Extracted records >>
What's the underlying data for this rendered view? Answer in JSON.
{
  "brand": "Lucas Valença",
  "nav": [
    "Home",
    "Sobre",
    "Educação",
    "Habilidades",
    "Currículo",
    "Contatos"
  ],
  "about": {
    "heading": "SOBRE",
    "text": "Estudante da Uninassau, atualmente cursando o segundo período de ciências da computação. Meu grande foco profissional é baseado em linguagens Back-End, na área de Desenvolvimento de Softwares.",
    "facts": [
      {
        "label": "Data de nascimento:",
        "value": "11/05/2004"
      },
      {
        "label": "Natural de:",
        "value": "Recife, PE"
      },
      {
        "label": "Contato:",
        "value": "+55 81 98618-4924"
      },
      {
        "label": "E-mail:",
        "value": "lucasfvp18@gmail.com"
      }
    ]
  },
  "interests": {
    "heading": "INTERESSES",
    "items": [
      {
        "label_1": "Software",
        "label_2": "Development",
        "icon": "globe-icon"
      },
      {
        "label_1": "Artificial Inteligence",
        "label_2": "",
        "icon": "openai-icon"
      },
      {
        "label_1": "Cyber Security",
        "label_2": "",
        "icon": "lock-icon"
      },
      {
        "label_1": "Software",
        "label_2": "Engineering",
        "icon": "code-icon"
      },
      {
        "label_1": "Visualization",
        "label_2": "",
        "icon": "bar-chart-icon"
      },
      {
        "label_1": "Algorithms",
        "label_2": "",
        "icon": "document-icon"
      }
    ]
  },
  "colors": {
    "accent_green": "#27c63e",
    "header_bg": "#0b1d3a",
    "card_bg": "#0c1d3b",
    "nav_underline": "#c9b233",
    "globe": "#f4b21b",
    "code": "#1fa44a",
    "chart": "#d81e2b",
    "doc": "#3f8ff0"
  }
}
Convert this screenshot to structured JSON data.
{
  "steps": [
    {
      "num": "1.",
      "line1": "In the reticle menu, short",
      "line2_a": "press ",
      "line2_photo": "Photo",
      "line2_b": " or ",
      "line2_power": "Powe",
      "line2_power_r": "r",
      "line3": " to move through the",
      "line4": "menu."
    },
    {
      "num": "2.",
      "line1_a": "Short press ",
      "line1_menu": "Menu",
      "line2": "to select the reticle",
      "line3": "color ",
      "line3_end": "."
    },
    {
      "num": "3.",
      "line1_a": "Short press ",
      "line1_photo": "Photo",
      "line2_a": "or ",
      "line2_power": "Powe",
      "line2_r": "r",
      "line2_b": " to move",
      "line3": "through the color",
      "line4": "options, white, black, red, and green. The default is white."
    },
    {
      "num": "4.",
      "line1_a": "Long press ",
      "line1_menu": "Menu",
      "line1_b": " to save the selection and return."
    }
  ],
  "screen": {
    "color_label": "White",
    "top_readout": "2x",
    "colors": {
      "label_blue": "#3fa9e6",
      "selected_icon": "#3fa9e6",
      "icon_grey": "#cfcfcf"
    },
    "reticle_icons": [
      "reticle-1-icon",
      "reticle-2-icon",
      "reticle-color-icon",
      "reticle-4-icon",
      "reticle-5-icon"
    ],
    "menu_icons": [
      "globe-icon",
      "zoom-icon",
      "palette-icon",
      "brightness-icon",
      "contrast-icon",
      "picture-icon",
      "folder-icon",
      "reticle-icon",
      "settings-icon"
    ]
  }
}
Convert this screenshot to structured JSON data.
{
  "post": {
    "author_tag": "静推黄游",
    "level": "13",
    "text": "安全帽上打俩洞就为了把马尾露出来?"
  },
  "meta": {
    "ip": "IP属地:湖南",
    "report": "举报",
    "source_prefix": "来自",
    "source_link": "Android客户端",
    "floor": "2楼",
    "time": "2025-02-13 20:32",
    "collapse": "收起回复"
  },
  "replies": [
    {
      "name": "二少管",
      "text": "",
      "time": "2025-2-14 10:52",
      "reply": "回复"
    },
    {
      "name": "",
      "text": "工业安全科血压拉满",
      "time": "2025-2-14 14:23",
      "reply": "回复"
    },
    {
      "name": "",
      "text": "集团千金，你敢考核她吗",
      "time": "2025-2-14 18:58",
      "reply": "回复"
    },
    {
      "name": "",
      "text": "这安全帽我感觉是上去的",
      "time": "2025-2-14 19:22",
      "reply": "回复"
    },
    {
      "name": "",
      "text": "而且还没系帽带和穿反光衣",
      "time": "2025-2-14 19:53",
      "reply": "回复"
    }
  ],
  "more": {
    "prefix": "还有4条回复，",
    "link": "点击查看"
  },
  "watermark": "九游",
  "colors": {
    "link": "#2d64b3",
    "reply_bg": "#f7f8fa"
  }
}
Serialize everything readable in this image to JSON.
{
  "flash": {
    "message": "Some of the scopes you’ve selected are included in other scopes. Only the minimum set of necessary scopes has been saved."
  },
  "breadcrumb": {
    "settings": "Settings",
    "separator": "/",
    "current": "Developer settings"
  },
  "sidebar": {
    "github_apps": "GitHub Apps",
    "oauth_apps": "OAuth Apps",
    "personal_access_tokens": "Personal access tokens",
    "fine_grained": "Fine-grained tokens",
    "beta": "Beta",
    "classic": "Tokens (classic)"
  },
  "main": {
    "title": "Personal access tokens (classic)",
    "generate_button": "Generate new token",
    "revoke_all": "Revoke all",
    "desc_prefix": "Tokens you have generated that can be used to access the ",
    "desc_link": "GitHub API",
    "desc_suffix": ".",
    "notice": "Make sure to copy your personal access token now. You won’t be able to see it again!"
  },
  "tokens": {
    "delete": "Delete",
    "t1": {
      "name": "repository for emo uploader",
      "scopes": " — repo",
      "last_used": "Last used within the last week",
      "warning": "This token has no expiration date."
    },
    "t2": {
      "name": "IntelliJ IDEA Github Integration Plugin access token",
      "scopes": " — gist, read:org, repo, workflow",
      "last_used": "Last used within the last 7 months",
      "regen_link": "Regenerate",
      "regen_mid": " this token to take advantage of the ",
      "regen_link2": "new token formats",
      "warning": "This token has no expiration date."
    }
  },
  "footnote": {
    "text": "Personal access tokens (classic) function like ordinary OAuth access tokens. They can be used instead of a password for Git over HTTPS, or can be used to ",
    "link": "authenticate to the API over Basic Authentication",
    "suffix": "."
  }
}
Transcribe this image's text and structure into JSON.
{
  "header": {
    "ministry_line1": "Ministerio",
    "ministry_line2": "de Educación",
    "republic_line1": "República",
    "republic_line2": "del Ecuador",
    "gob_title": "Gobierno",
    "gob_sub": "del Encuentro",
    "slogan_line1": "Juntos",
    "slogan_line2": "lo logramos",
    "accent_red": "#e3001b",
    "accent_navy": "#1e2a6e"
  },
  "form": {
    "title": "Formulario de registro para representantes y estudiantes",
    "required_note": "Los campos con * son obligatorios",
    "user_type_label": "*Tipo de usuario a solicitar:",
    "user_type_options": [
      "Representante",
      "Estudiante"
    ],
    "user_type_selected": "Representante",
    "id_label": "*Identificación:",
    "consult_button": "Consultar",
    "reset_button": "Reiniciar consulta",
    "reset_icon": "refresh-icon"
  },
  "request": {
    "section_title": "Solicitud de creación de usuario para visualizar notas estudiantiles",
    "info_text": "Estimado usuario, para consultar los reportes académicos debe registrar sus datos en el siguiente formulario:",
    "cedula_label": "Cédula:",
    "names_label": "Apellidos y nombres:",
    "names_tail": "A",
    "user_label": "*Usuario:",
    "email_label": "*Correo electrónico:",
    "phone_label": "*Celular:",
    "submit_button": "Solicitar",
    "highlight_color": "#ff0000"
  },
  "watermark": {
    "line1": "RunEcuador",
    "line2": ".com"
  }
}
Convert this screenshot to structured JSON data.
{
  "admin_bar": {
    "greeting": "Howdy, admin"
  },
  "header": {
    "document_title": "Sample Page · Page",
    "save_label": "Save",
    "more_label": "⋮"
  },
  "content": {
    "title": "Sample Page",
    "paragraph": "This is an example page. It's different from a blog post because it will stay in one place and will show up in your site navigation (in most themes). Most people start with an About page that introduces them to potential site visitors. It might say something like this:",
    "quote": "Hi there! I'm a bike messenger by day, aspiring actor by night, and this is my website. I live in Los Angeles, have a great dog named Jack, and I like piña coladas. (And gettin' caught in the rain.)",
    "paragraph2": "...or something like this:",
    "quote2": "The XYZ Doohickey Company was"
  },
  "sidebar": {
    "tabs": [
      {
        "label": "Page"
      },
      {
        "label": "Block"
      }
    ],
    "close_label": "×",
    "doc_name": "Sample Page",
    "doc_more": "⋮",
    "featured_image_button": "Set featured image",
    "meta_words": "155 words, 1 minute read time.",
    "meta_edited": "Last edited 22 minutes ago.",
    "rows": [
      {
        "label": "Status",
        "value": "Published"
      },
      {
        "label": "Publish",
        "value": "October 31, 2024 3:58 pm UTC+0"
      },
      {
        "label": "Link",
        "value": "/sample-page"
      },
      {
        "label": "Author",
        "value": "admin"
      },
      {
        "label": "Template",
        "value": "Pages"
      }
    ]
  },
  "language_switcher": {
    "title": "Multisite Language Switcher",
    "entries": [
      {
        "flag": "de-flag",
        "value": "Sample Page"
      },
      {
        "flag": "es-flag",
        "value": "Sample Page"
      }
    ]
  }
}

Your task >>
Scan the data above and copy every line with "image" in it.

Written response >>
Serialize everything readable in this image to JSON.
Transcribe this image's text and structure into JSON.
    "featured_image_button": "Set featured image",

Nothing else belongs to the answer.